→ Exercise: Extract the lines that hold the string "进行扩词".

→ Records to process:
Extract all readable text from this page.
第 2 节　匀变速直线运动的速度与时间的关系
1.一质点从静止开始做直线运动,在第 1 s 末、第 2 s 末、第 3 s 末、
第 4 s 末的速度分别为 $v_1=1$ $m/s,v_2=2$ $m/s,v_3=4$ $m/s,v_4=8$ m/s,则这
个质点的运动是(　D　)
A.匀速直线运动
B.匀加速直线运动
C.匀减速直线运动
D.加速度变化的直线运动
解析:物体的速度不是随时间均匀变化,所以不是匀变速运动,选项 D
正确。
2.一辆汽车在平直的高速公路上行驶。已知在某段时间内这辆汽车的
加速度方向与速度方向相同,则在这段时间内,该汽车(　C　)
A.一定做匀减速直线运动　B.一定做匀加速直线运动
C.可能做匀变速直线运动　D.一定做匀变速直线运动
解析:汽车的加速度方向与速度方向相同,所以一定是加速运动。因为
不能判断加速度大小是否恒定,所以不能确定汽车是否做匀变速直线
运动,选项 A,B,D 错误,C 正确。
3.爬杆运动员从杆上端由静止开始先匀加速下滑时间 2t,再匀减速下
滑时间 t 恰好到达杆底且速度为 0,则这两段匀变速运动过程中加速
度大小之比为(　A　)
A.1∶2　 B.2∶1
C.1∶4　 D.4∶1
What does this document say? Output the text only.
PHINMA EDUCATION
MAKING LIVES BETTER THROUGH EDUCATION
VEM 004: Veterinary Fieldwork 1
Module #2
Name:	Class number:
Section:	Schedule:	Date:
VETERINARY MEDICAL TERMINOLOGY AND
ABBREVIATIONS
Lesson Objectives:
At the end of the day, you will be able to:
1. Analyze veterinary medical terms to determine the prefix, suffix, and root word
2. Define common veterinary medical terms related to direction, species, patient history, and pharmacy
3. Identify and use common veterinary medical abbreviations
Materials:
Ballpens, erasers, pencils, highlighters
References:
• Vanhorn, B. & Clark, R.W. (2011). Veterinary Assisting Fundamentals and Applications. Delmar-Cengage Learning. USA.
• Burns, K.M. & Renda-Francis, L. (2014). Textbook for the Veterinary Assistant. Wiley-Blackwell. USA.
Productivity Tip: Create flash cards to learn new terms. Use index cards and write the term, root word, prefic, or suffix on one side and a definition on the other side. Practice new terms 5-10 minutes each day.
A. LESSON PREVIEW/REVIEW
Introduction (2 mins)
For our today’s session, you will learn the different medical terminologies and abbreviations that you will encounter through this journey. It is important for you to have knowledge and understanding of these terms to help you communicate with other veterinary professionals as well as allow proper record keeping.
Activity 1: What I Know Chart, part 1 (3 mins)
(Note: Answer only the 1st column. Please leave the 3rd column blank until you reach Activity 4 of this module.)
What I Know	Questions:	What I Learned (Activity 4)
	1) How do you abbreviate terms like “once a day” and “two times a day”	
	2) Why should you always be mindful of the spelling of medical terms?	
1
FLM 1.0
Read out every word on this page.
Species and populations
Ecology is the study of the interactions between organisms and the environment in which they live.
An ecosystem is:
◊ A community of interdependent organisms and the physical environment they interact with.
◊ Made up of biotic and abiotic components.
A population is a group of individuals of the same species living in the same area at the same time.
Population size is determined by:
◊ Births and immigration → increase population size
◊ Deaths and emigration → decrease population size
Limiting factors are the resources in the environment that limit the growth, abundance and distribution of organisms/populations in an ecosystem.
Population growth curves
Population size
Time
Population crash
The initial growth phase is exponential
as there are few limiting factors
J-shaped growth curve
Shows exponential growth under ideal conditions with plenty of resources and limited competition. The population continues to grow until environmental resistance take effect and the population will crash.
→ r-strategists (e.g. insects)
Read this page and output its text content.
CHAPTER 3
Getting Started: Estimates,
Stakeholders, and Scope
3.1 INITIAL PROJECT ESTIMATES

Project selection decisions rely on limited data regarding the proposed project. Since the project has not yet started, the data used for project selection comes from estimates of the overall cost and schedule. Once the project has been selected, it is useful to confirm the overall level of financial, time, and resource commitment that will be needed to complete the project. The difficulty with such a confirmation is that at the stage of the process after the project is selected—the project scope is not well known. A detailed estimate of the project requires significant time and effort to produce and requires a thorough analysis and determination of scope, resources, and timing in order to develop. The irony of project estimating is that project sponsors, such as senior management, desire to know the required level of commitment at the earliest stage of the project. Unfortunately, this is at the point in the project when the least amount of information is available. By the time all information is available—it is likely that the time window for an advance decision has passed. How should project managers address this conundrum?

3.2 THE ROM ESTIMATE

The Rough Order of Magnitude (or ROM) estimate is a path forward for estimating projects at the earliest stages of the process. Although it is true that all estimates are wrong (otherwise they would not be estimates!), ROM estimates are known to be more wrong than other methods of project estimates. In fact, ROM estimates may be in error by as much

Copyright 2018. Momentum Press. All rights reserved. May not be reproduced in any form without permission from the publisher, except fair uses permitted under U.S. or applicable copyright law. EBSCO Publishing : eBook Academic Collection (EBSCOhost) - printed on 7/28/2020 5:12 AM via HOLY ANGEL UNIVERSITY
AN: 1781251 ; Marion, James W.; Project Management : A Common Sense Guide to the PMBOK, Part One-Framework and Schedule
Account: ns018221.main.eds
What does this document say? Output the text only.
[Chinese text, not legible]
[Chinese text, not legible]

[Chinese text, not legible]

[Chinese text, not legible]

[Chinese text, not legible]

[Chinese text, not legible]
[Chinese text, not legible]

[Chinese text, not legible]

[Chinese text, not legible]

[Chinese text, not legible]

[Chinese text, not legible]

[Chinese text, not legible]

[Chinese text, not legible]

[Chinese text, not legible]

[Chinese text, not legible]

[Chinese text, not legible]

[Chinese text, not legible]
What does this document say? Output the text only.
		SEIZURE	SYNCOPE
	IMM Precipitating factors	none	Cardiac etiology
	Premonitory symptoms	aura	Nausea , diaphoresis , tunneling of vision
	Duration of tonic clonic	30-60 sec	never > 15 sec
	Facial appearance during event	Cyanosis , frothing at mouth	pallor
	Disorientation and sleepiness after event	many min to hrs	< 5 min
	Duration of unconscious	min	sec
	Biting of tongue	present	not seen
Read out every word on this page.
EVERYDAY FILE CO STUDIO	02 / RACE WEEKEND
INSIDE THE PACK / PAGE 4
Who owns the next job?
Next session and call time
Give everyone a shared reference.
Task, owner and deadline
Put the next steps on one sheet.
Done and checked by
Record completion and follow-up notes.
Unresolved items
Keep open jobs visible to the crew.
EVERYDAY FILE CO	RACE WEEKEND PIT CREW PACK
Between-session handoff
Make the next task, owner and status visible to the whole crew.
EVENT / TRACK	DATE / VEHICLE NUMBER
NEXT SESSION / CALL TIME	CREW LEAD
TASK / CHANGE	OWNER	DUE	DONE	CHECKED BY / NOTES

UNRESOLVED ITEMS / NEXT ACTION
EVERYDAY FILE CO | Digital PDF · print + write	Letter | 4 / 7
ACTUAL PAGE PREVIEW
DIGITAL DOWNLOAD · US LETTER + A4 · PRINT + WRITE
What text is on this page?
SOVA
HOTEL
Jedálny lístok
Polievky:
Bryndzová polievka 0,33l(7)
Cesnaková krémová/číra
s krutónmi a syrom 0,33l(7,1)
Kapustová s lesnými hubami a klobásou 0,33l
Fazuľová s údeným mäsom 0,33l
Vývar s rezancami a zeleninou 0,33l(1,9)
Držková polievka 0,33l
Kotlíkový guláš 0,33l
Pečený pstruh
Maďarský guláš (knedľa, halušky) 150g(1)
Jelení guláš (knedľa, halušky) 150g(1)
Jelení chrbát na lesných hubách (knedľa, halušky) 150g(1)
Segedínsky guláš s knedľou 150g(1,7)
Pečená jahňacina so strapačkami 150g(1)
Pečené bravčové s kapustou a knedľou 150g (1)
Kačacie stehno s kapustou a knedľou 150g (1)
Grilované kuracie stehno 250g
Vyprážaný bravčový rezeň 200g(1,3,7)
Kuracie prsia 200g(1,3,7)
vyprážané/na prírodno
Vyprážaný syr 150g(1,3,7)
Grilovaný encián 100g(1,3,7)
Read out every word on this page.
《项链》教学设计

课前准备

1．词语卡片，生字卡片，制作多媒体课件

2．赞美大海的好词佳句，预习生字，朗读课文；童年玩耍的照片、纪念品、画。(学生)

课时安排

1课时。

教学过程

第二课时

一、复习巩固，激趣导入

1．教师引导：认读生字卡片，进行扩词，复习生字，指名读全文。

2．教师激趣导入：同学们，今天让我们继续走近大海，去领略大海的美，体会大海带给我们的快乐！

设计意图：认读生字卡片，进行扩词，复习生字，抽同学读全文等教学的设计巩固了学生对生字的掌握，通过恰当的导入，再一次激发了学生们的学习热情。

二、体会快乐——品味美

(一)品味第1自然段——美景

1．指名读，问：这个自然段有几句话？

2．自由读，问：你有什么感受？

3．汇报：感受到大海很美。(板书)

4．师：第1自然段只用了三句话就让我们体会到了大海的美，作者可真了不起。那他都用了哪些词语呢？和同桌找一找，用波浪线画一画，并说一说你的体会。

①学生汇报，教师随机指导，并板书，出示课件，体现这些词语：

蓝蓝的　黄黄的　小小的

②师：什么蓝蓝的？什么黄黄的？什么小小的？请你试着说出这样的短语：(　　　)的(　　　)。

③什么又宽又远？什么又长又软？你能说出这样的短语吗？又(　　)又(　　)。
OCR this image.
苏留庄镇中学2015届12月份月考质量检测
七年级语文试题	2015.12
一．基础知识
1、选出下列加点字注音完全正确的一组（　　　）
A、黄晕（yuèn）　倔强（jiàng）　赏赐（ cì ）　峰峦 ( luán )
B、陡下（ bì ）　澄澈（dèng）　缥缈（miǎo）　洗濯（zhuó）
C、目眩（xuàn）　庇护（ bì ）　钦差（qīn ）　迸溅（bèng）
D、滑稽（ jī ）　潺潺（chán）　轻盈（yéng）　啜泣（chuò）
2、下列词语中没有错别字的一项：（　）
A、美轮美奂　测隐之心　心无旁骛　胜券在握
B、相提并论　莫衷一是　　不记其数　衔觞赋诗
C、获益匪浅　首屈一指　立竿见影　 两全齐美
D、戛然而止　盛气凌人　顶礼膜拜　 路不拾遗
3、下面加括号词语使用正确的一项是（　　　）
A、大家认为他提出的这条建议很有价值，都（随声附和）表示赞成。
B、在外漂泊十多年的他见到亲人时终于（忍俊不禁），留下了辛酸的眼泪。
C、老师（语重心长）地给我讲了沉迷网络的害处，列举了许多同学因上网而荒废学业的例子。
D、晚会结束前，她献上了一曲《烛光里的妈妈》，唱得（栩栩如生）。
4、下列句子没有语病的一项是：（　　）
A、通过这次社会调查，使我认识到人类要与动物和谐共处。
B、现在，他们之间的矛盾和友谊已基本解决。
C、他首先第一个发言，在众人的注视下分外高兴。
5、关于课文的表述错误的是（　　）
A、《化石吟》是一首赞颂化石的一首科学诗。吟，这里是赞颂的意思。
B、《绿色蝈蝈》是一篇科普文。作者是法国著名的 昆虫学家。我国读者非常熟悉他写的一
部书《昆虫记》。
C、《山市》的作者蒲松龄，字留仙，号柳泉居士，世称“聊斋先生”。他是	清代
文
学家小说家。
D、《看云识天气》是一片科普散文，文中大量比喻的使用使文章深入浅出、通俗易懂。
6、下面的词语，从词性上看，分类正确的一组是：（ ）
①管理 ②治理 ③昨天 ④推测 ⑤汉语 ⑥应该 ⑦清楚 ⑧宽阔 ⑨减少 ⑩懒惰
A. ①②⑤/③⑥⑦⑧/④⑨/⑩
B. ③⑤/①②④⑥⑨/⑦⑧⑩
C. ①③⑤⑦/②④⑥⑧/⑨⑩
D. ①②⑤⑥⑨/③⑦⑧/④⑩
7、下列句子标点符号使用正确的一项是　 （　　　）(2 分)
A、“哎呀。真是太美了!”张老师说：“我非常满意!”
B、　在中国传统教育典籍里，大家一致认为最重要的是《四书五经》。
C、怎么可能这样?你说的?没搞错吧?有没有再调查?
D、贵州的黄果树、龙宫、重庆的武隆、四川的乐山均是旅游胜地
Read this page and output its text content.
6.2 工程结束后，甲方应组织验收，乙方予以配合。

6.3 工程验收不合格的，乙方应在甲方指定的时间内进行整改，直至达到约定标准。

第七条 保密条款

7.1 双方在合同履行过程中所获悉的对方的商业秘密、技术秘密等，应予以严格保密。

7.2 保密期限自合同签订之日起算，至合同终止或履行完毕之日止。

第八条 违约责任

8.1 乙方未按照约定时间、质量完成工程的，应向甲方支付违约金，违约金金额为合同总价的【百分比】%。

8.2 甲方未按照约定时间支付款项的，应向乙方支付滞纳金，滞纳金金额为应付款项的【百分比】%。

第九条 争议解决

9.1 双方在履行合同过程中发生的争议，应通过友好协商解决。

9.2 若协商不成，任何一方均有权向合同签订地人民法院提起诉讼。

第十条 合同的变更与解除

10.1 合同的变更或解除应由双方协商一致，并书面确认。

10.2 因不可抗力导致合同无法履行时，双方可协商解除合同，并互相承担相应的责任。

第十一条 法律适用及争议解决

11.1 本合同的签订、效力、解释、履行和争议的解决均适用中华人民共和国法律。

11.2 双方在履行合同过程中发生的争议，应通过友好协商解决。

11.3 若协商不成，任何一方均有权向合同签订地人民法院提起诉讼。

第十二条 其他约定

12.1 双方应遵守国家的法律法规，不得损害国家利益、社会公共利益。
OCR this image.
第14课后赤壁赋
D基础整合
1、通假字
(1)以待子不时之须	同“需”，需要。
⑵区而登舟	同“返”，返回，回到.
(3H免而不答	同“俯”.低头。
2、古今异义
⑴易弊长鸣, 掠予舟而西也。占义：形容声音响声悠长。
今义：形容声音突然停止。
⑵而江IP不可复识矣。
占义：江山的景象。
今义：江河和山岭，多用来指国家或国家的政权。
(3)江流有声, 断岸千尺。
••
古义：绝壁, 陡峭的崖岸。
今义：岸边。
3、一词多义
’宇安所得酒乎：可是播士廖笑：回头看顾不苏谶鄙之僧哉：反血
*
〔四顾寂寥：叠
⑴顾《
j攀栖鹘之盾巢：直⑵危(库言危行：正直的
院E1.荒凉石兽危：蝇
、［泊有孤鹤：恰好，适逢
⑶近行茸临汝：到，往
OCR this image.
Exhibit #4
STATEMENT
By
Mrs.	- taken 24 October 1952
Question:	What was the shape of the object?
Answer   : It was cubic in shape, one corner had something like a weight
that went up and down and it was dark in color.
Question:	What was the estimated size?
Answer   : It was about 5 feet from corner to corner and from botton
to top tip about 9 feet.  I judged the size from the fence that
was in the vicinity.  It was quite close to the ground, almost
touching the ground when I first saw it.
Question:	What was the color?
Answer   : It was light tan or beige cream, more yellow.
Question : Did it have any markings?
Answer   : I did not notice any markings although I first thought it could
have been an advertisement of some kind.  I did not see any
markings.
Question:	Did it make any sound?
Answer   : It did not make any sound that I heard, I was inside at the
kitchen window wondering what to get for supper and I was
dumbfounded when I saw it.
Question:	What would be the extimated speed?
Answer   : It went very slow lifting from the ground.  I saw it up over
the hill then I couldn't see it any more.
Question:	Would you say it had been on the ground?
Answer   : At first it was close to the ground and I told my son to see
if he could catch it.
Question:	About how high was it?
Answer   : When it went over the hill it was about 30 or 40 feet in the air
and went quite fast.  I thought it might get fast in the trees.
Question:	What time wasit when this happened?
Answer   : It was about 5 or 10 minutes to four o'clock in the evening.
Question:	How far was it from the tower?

→ Response for this exercise:
1．教师引导：认读生字卡片，进行扩词，复习生字，指名读全文。
设计意图：认读生字卡片，进行扩词，复习生字，抽同学读全文等教学的设计巩固了学生对生字的掌握，通过恰当的导入，再一次激发了学生们的学习热情。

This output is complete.